[Stored dataset items]
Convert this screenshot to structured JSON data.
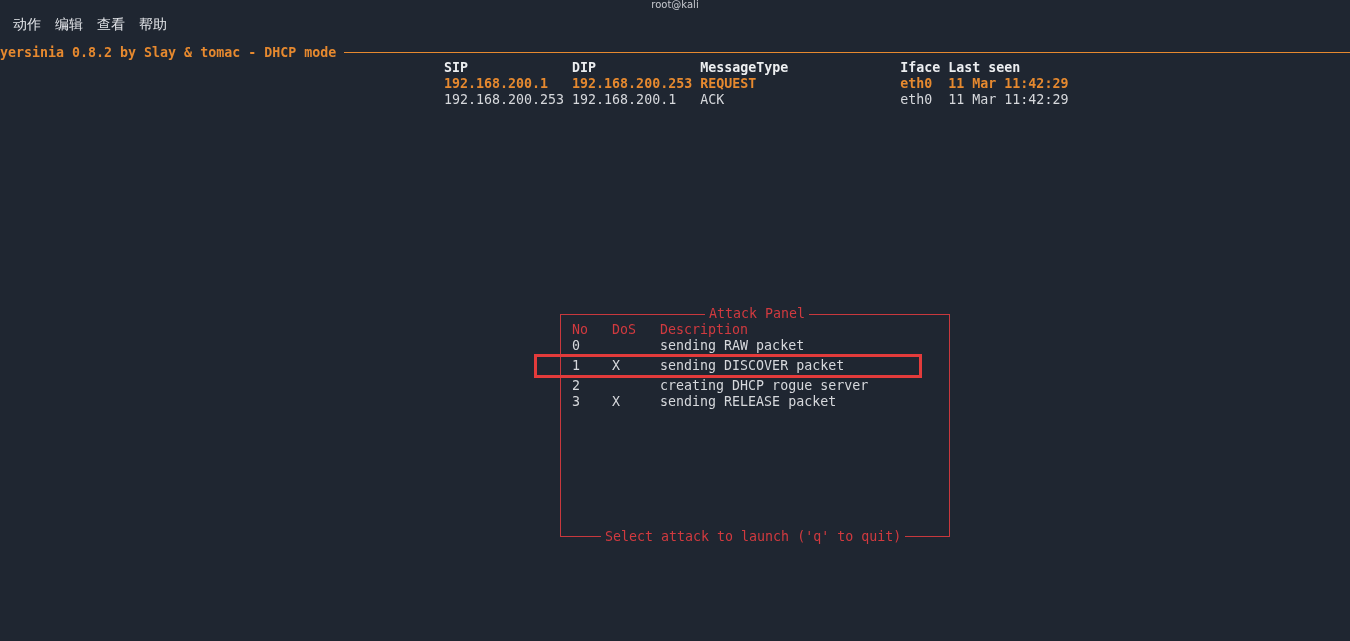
{
  "window": {
    "title": "root@kali"
  },
  "menu": [
    "动作",
    "编辑",
    "查看",
    "帮助"
  ],
  "app_title": "yersinia 0.8.2 by Slay & tomac - DHCP mode",
  "packets": {
    "columns": [
      "SIP",
      "DIP",
      "MessageType",
      "Iface",
      "Last seen"
    ],
    "rows": [
      {
        "cells": [
          "192.168.200.1",
          "192.168.200.253",
          "REQUEST",
          "eth0",
          "11 Mar 11:42:29"
        ],
        "selected": true
      },
      {
        "cells": [
          "192.168.200.253",
          "192.168.200.1",
          "ACK",
          "eth0",
          "11 Mar 11:42:29"
        ],
        "selected": false
      }
    ]
  },
  "attack_panel": {
    "title": "Attack Panel",
    "columns": [
      "No",
      "DoS",
      "Description"
    ],
    "rows": [
      {
        "no": "0",
        "description": "sending RAW packet",
        "highlighted": false
      },
      {
        "no": "1",
        "dos": "X",
        "description": "sending DISCOVER packet",
        "highlighted": true
      },
      {
        "no": "2",
        "description": "creating DHCP rogue server",
        "highlighted": false
      },
      {
        "no": "3",
        "dos": "X",
        "description": "sending RELEASE packet",
        "highlighted": false
      }
    ],
    "footer": "Select attack to launch ('q' to quit)"
  }
}
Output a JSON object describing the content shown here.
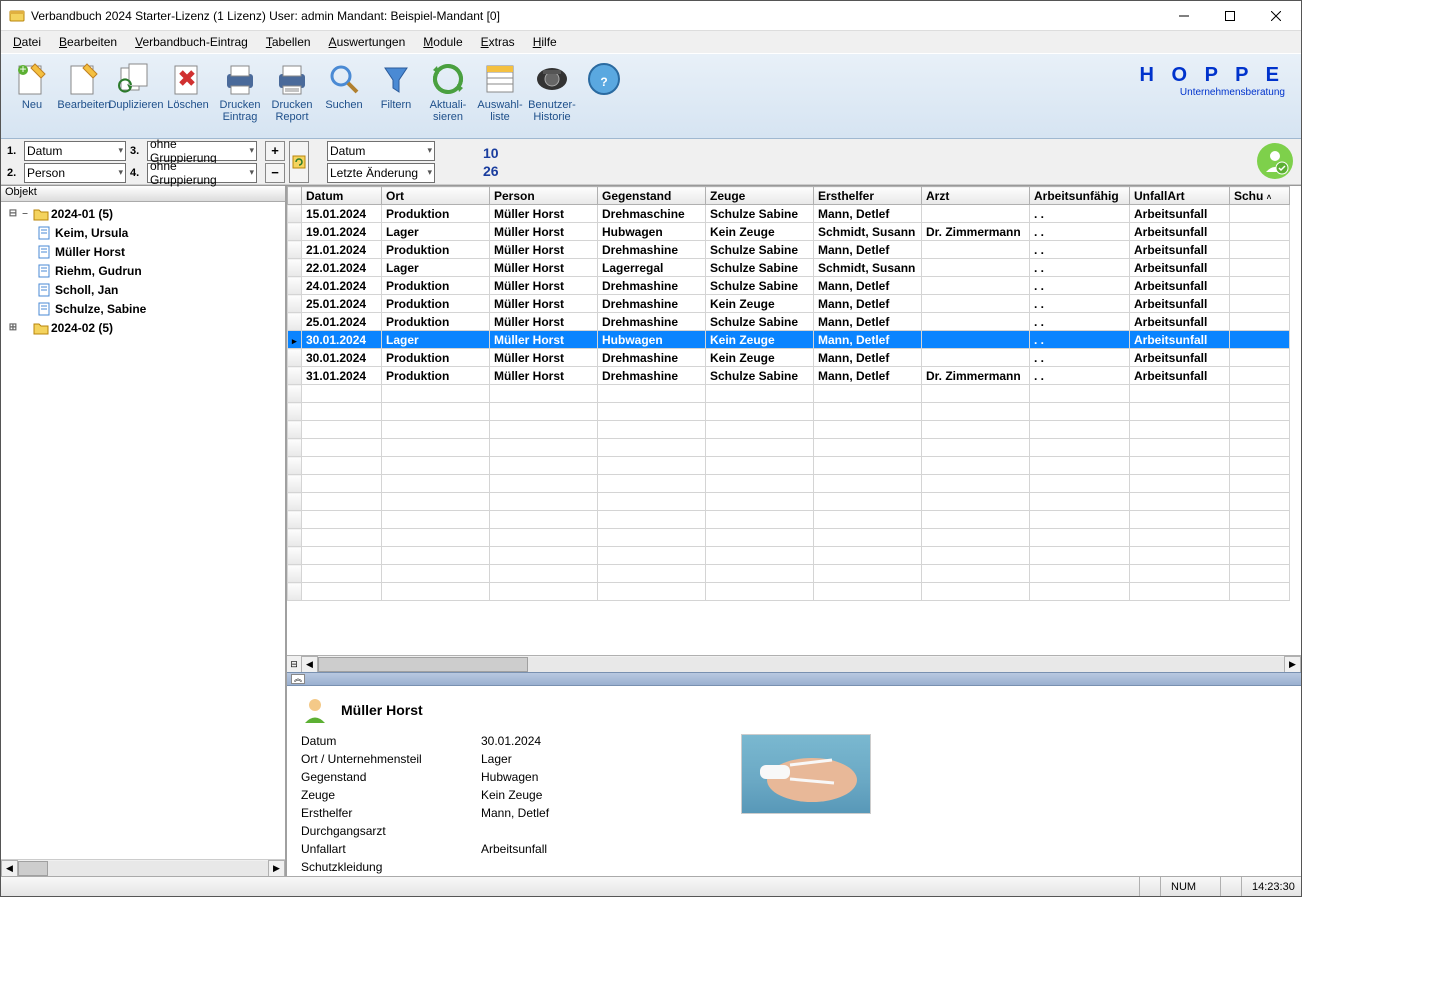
{
  "window": {
    "title": "Verbandbuch 2024 Starter-Lizenz (1 Lizenz)   User: admin Mandant: Beispiel-Mandant [0]"
  },
  "menu": [
    "Datei",
    "Bearbeiten",
    "Verbandbuch-Eintrag",
    "Tabellen",
    "Auswertungen",
    "Module",
    "Extras",
    "Hilfe"
  ],
  "toolbar": [
    {
      "id": "neu",
      "label": "Neu"
    },
    {
      "id": "bearbeiten",
      "label": "Bearbeiten"
    },
    {
      "id": "duplizieren",
      "label": "Duplizieren"
    },
    {
      "id": "loeschen",
      "label": "Löschen"
    },
    {
      "id": "drucken-eintrag",
      "label": "Drucken\nEintrag"
    },
    {
      "id": "drucken-report",
      "label": "Drucken\nReport"
    },
    {
      "id": "suchen",
      "label": "Suchen"
    },
    {
      "id": "filtern",
      "label": "Filtern"
    },
    {
      "id": "aktualisieren",
      "label": "Aktuali-\nsieren"
    },
    {
      "id": "auswahlliste",
      "label": "Auswahl-\nliste"
    },
    {
      "id": "benutzer-historie",
      "label": "Benutzer-\nHistorie"
    },
    {
      "id": "hilfe",
      "label": ""
    }
  ],
  "brand": {
    "name": "H O P P E",
    "sub": "Unternehmensberatung"
  },
  "filters": {
    "g1": {
      "label": "1.",
      "value": "Datum"
    },
    "g2": {
      "label": "2.",
      "value": "Person"
    },
    "g3": {
      "label": "3.",
      "value": "ohne Gruppierung"
    },
    "g4": {
      "label": "4.",
      "value": "ohne Gruppierung"
    },
    "sort1": "Datum",
    "sort2": "Letzte Änderung",
    "count1": "10",
    "count2": "26"
  },
  "sidebar": {
    "header": "Objekt",
    "nodes": [
      {
        "type": "folder",
        "expanded": true,
        "label": "2024-01  (5)",
        "children": [
          {
            "label": "Keim, Ursula"
          },
          {
            "label": "Müller Horst"
          },
          {
            "label": "Riehm, Gudrun"
          },
          {
            "label": "Scholl, Jan"
          },
          {
            "label": "Schulze, Sabine"
          }
        ]
      },
      {
        "type": "folder",
        "expanded": false,
        "label": "2024-02  (5)"
      }
    ]
  },
  "grid": {
    "cols": [
      "Datum",
      "Ort",
      "Person",
      "Gegenstand",
      "Zeuge",
      "Ersthelfer",
      "Arzt",
      "Arbeitsunfähig",
      "UnfallArt",
      "Schu"
    ],
    "rows": [
      {
        "d": "15.01.2024",
        "o": "Produktion",
        "p": "Müller Horst",
        "g": "Drehmaschine",
        "z": "Schulze Sabine",
        "e": "Mann, Detlef",
        "a": "",
        "au": "  .  .",
        "ua": "Arbeitsunfall"
      },
      {
        "d": "19.01.2024",
        "o": "Lager",
        "p": "Müller Horst",
        "g": "Hubwagen",
        "z": "Kein Zeuge",
        "e": "Schmidt, Susann",
        "a": "Dr. Zimmermann",
        "au": "  .  .",
        "ua": "Arbeitsunfall"
      },
      {
        "d": "21.01.2024",
        "o": "Produktion",
        "p": "Müller Horst",
        "g": "Drehmashine",
        "z": "Schulze Sabine",
        "e": "Mann, Detlef",
        "a": "",
        "au": "  .  .",
        "ua": "Arbeitsunfall"
      },
      {
        "d": "22.01.2024",
        "o": "Lager",
        "p": "Müller Horst",
        "g": "Lagerregal",
        "z": "Schulze Sabine",
        "e": "Schmidt, Susann",
        "a": "",
        "au": "  .  .",
        "ua": "Arbeitsunfall"
      },
      {
        "d": "24.01.2024",
        "o": "Produktion",
        "p": "Müller Horst",
        "g": "Drehmashine",
        "z": "Schulze Sabine",
        "e": "Mann, Detlef",
        "a": "",
        "au": "  .  .",
        "ua": "Arbeitsunfall"
      },
      {
        "d": "25.01.2024",
        "o": "Produktion",
        "p": "Müller Horst",
        "g": "Drehmashine",
        "z": "Kein Zeuge",
        "e": "Mann, Detlef",
        "a": "",
        "au": "  .  .",
        "ua": "Arbeitsunfall"
      },
      {
        "d": "25.01.2024",
        "o": "Produktion",
        "p": "Müller Horst",
        "g": "Drehmashine",
        "z": "Schulze Sabine",
        "e": "Mann, Detlef",
        "a": "",
        "au": "  .  .",
        "ua": "Arbeitsunfall"
      },
      {
        "d": "30.01.2024",
        "o": "Lager",
        "p": "Müller Horst",
        "g": "Hubwagen",
        "z": "Kein Zeuge",
        "e": "Mann, Detlef",
        "a": "",
        "au": "  .  .",
        "ua": "Arbeitsunfall",
        "sel": true
      },
      {
        "d": "30.01.2024",
        "o": "Produktion",
        "p": "Müller Horst",
        "g": "Drehmashine",
        "z": "Kein Zeuge",
        "e": "Mann, Detlef",
        "a": "",
        "au": "  .  .",
        "ua": "Arbeitsunfall"
      },
      {
        "d": "31.01.2024",
        "o": "Produktion",
        "p": "Müller Horst",
        "g": "Drehmashine",
        "z": "Schulze Sabine",
        "e": "Mann, Detlef",
        "a": "Dr. Zimmermann",
        "au": "  .  .",
        "ua": "Arbeitsunfall"
      }
    ]
  },
  "detail": {
    "name": "Müller Horst",
    "fields": [
      [
        "Datum",
        "30.01.2024"
      ],
      [
        "Ort / Unternehmensteil",
        "Lager"
      ],
      [
        "Gegenstand",
        "Hubwagen"
      ],
      [
        "Zeuge",
        "Kein Zeuge"
      ],
      [
        "Ersthelfer",
        "Mann, Detlef"
      ],
      [
        "Durchgangsarzt",
        ""
      ],
      [
        "Unfallart",
        "Arbeitsunfall"
      ],
      [
        "Schutzkleidung",
        ""
      ]
    ]
  },
  "status": {
    "num": "NUM",
    "time": "14:23:30"
  }
}
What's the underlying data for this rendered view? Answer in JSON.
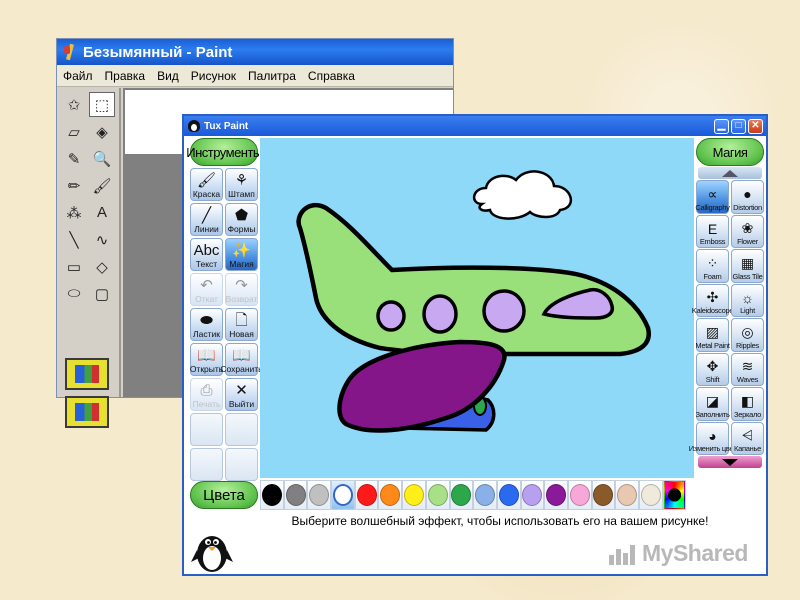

Stated goal:
Make an exact reproduction of the listing above, without any pictures.

Reply:
Convert this screenshot to structured JSON data.
{
  "window": {
    "title": "root@kali"
  },
  "menu": [
    "动作",
    "编辑",
    "查看",
    "帮助"
  ],
  "app_title": "yersinia 0.8.2 by Slay & tomac - DHCP mode",
  "packets": {
    "columns": [
      "SIP",
      "DIP",
      "MessageType",
      "Iface",
      "Last seen"
    ],
    "rows": [
      {
        "cells": [
          "192.168.200.1",
          "192.168.200.253",
          "REQUEST",
          "eth0",
          "11 Mar 11:42:29"
        ],
        "selected": true
      },
      {
        "cells": [
          "192.168.200.253",
          "192.168.200.1",
          "ACK",
          "eth0",
          "11 Mar 11:42:29"
        ],
        "selected": false
      }
    ]
  },
  "attack_panel": {
    "title": "Attack Panel",
    "columns": [
      "No",
      "DoS",
      "Description"
    ],
    "rows": [
      {
        "no": "0",
        "description": "sending RAW packet",
        "highlighted": false
      },
      {
        "no": "1",
        "dos": "X",
        "description": "sending DISCOVER packet",
        "highlighted": true
      },
      {
        "no": "2",
        "description": "creating DHCP rogue server",
        "highlighted": false
      },
      {
        "no": "3",
        "dos": "X",
        "description": "sending RELEASE packet",
        "highlighted": false
      }
    ],
    "footer": "Select attack to launch ('q' to quit)"
  }
}
Output a JSON object describing the content shown here.
{
  "window": {
    "title": "Verbandbuch 2024 Starter-Lizenz (1 Lizenz)   User: admin Mandant: Beispiel-Mandant [0]"
  },
  "menu": [
    "Datei",
    "Bearbeiten",
    "Verbandbuch-Eintrag",
    "Tabellen",
    "Auswertungen",
    "Module",
    "Extras",
    "Hilfe"
  ],
  "toolbar": [
    {
      "id": "neu",
      "label": "Neu"
    },
    {
      "id": "bearbeiten",
      "label": "Bearbeiten"
    },
    {
      "id": "duplizieren",
      "label": "Duplizieren"
    },
    {
      "id": "loeschen",
      "label": "Löschen"
    },
    {
      "id": "drucken-eintrag",
      "label": "Drucken\nEintrag"
    },
    {
      "id": "drucken-report",
      "label": "Drucken\nReport"
    },
    {
      "id": "suchen",
      "label": "Suchen"
    },
    {
      "id": "filtern",
      "label": "Filtern"
    },
    {
      "id": "aktualisieren",
      "label": "Aktuali-\nsieren"
    },
    {
      "id": "auswahlliste",
      "label": "Auswahl-\nliste"
    },
    {
      "id": "benutzer-historie",
      "label": "Benutzer-\nHistorie"
    },
    {
      "id": "hilfe",
      "label": ""
    }
  ],
  "brand": {
    "name": "H O P P E",
    "sub": "Unternehmensberatung"
  },
  "filters": {
    "g1": {
      "label": "1.",
      "value": "Datum"
    },
    "g2": {
      "label": "2.",
      "value": "Person"
    },
    "g3": {
      "label": "3.",
      "value": "ohne Gruppierung"
    },
    "g4": {
      "label": "4.",
      "value": "ohne Gruppierung"
    },
    "sort1": "Datum",
    "sort2": "Letzte Änderung",
    "count1": "10",
    "count2": "26"
  },
  "sidebar": {
    "header": "Objekt",
    "nodes": [
      {
        "type": "folder",
        "expanded": true,
        "label": "2024-01  (5)",
        "children": [
          {
            "label": "Keim, Ursula"
          },
          {
            "label": "Müller Horst"
          },
          {
            "label": "Riehm, Gudrun"
          },
          {
            "label": "Scholl, Jan"
          },
          {
            "label": "Schulze, Sabine"
          }
        ]
      },
      {
        "type": "folder",
        "expanded": false,
        "label": "2024-02  (5)"
      }
    ]
  },
  "grid": {
    "cols": [
      "Datum",
      "Ort",
      "Person",
      "Gegenstand",
      "Zeuge",
      "Ersthelfer",
      "Arzt",
      "Arbeitsunfähig",
      "UnfallArt",
      "Schu"
    ],
    "rows": [
      {
        "d": "15.01.2024",
        "o": "Produktion",
        "p": "Müller Horst",
        "g": "Drehmaschine",
        "z": "Schulze Sabine",
        "e": "Mann, Detlef",
        "a": "",
        "au": "  .  .",
        "ua": "Arbeitsunfall"
      },
      {
        "d": "19.01.2024",
        "o": "Lager",
        "p": "Müller Horst",
        "g": "Hubwagen",
        "z": "Kein Zeuge",
        "e": "Schmidt, Susann",
        "a": "Dr. Zimmermann",
        "au": "  .  .",
        "ua": "Arbeitsunfall"
      },
      {
        "d": "21.01.2024",
        "o": "Produktion",
        "p": "Müller Horst",
        "g": "Drehmashine",
        "z": "Schulze Sabine",
        "e": "Mann, Detlef",
        "a": "",
        "au": "  .  .",
        "ua": "Arbeitsunfall"
      },
      {
        "d": "22.01.2024",
        "o": "Lager",
        "p": "Müller Horst",
        "g": "Lagerregal",
        "z": "Schulze Sabine",
        "e": "Schmidt, Susann",
        "a": "",
        "au": "  .  .",
        "ua": "Arbeitsunfall"
      },
      {
        "d": "24.01.2024",
        "o": "Produktion",
        "p": "Müller Horst",
        "g": "Drehmashine",
        "z": "Schulze Sabine",
        "e": "Mann, Detlef",
        "a": "",
        "au": "  .  .",
        "ua": "Arbeitsunfall"
      },
      {
        "d": "25.01.2024",
        "o": "Produktion",
        "p": "Müller Horst",
        "g": "Drehmashine",
        "z": "Kein Zeuge",
        "e": "Mann, Detlef",
        "a": "",
        "au": "  .  .",
        "ua": "Arbeitsunfall"
      },
      {
        "d": "25.01.2024",
        "o": "Produktion",
        "p": "Müller Horst",
        "g": "Drehmashine",
        "z": "Schulze Sabine",
        "e": "Mann, Detlef",
        "a": "",
        "au": "  .  .",
        "ua": "Arbeitsunfall"
      },
      {
        "d": "30.01.2024",
        "o": "Lager",
        "p": "Müller Horst",
        "g": "Hubwagen",
        "z": "Kein Zeuge",
        "e": "Mann, Detlef",
        "a": "",
        "au": "  .  .",
        "ua": "Arbeitsunfall",
        "sel": true
      },
      {
        "d": "30.01.2024",
        "o": "Produktion",
        "p": "Müller Horst",
        "g": "Drehmashine",
        "z": "Kein Zeuge",
        "e": "Mann, Detlef",
        "a": "",
        "au": "  .  .",
        "ua": "Arbeitsunfall"
      },
      {
        "d": "31.01.2024",
        "o": "Produktion",
        "p": "Müller Horst",
        "g": "Drehmashine",
        "z": "Schulze Sabine",
        "e": "Mann, Detlef",
        "a": "Dr. Zimmermann",
        "au": "  .  .",
        "ua": "Arbeitsunfall"
      }
    ]
  },
  "detail": {
    "name": "Müller Horst",
    "fields": [
      [
        "Datum",
        "30.01.2024"
      ],
      [
        "Ort / Unternehmensteil",
        "Lager"
      ],
      [
        "Gegenstand",
        "Hubwagen"
      ],
      [
        "Zeuge",
        "Kein Zeuge"
      ],
      [
        "Ersthelfer",
        "Mann, Detlef"
      ],
      [
        "Durchgangsarzt",
        ""
      ],
      [
        "Unfallart",
        "Arbeitsunfall"
      ],
      [
        "Schutzkleidung",
        ""
      ]
    ]
  },
  "status": {
    "num": "NUM",
    "time": "14:23:30"
  }
}
What's the underlying data for this rendered view? Answer in JSON.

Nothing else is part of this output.